Retype all the records with nothing changed.
======
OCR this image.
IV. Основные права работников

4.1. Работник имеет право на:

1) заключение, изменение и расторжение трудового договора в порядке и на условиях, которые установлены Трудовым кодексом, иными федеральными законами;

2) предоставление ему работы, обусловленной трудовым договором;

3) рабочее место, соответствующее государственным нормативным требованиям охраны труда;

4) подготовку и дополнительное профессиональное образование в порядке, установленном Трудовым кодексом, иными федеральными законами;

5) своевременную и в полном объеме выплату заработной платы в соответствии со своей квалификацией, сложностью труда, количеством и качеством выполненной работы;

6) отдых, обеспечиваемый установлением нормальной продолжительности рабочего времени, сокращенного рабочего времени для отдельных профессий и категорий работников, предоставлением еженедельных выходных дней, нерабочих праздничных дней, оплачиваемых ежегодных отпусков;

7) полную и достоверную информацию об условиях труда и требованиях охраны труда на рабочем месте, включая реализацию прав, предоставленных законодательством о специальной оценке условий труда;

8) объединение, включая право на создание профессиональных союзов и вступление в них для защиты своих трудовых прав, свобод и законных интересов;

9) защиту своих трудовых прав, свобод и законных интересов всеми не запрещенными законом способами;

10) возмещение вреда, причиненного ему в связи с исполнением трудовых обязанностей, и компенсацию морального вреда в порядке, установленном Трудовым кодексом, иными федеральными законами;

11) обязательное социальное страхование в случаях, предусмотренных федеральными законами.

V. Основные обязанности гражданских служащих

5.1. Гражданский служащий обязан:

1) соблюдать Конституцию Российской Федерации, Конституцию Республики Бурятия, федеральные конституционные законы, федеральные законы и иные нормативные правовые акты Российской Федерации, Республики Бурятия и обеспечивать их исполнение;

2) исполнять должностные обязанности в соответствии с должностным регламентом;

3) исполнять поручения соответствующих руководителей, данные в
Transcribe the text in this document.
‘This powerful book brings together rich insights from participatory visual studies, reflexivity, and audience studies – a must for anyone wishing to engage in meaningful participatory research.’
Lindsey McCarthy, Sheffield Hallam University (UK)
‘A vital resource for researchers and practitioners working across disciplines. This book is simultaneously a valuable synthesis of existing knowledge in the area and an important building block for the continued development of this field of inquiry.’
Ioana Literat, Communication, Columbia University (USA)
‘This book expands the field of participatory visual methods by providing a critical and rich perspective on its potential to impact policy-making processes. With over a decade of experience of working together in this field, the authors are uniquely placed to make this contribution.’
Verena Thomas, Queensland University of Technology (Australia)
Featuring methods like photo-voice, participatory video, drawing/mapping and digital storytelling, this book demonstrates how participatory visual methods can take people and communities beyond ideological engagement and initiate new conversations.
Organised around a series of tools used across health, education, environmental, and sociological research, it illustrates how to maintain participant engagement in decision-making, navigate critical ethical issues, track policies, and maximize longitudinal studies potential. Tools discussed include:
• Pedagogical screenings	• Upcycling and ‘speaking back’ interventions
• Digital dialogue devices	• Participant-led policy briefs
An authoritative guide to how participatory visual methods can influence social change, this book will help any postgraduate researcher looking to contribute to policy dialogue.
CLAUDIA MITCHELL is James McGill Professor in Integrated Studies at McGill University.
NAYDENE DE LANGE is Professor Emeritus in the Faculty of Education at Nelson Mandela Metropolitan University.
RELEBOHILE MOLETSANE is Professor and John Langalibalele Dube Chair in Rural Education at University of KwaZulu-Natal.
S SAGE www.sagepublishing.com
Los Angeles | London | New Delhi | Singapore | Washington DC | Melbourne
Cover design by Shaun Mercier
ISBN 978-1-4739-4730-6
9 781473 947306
======
_WORKED SOLUTION_
OCR this image.
IV. Основные права работников

4.1. Работник имеет право на:

1) заключение, изменение и расторжение трудового договора в порядке и на условиях, которые установлены Трудовым кодексом, иными федеральными законами;

2) предоставление ему работы, обусловленной трудовым договором;

3) рабочее место, соответствующее государственным нормативным требованиям охраны труда;

4) подготовку и дополнительное профессиональное образование в порядке, установленном Трудовым кодексом, иными федеральными законами;

5) своевременную и в полном объеме выплату заработной платы в соответствии со своей квалификацией, сложностью труда, количеством и качеством выполненной работы;

6) отдых, обеспечиваемый установлением нормальной продолжительности рабочего времени, сокращенного рабочего времени для отдельных профессий и категорий работников, предоставлением еженедельных выходных дней, нерабочих праздничных дней, оплачиваемых ежегодных отпусков;

7) полную и достоверную информацию об условиях труда и требованиях охраны труда на рабочем месте, включая реализацию прав, предоставленных законодательством о специальной оценке условий труда;

8) объединение, включая право на создание профессиональных союзов и вступление в них для защиты своих трудовых прав, свобод и законных интересов;

9) защиту своих трудовых прав, свобод и законных интересов всеми не запрещенными законом способами;

10) возмещение вреда, причиненного ему в связи с исполнением трудовых обязанностей, и компенсацию морального вреда в порядке, установленном Трудовым кодексом, иными федеральными законами;

11) обязательное социальное страхование в случаях, предусмотренных федеральными законами.

V. Основные обязанности гражданских служащих

5.1. Гражданский служащий обязан:

1) соблюдать Конституцию Российской Федерации, Конституцию Республики Бурятия, федеральные конституционные законы, федеральные законы и иные нормативные правовые акты Российской Федерации, Республики Бурятия и обеспечивать их исполнение;

2) исполнять должностные обязанности в соответствии с должностным регламентом;

3) исполнять поручения соответствующих руководителей, данные в
Transcribe the text in this document.
‘This powerful book brings together rich insights from participatory visual studies, reflexivity, and audience studies – a must for anyone wishing to engage in meaningful participatory research.’
Lindsey McCarthy, Sheffield Hallam University (UK)
‘A vital resource for researchers and practitioners working across disciplines. This book is simultaneously a valuable synthesis of existing knowledge in the area and an important building block for the continued development of this field of inquiry.’
Ioana Literat, Communication, Columbia University (USA)
‘This book expands the field of participatory visual methods by providing a critical and rich perspective on its potential to impact policy-making processes. With over a decade of experience of working together in this field, the authors are uniquely placed to make this contribution.’
Verena Thomas, Queensland University of Technology (Australia)
Featuring methods like photo-voice, participatory video, drawing/mapping and digital storytelling, this book demonstrates how participatory visual methods can take people and communities beyond ideological engagement and initiate new conversations.
Organised around a series of tools used across health, education, environmental, and sociological research, it illustrates how to maintain participant engagement in decision-making, navigate critical ethical issues, track policies, and maximize longitudinal studies potential. Tools discussed include:
• Pedagogical screenings	• Upcycling and ‘speaking back’ interventions
• Digital dialogue devices	• Participant-led policy briefs
An authoritative guide to how participatory visual methods can influence social change, this book will help any postgraduate researcher looking to contribute to policy dialogue.
CLAUDIA MITCHELL is James McGill Professor in Integrated Studies at McGill University.
NAYDENE DE LANGE is Professor Emeritus in the Faculty of Education at Nelson Mandela Metropolitan University.
RELEBOHILE MOLETSANE is Professor and John Langalibalele Dube Chair in Rural Education at University of KwaZulu-Natal.
S SAGE www.sagepublishing.com
Los Angeles | London | New Delhi | Singapore | Washington DC | Melbourne
Cover design by Shaun Mercier
ISBN 978-1-4739-4730-6
9 781473 947306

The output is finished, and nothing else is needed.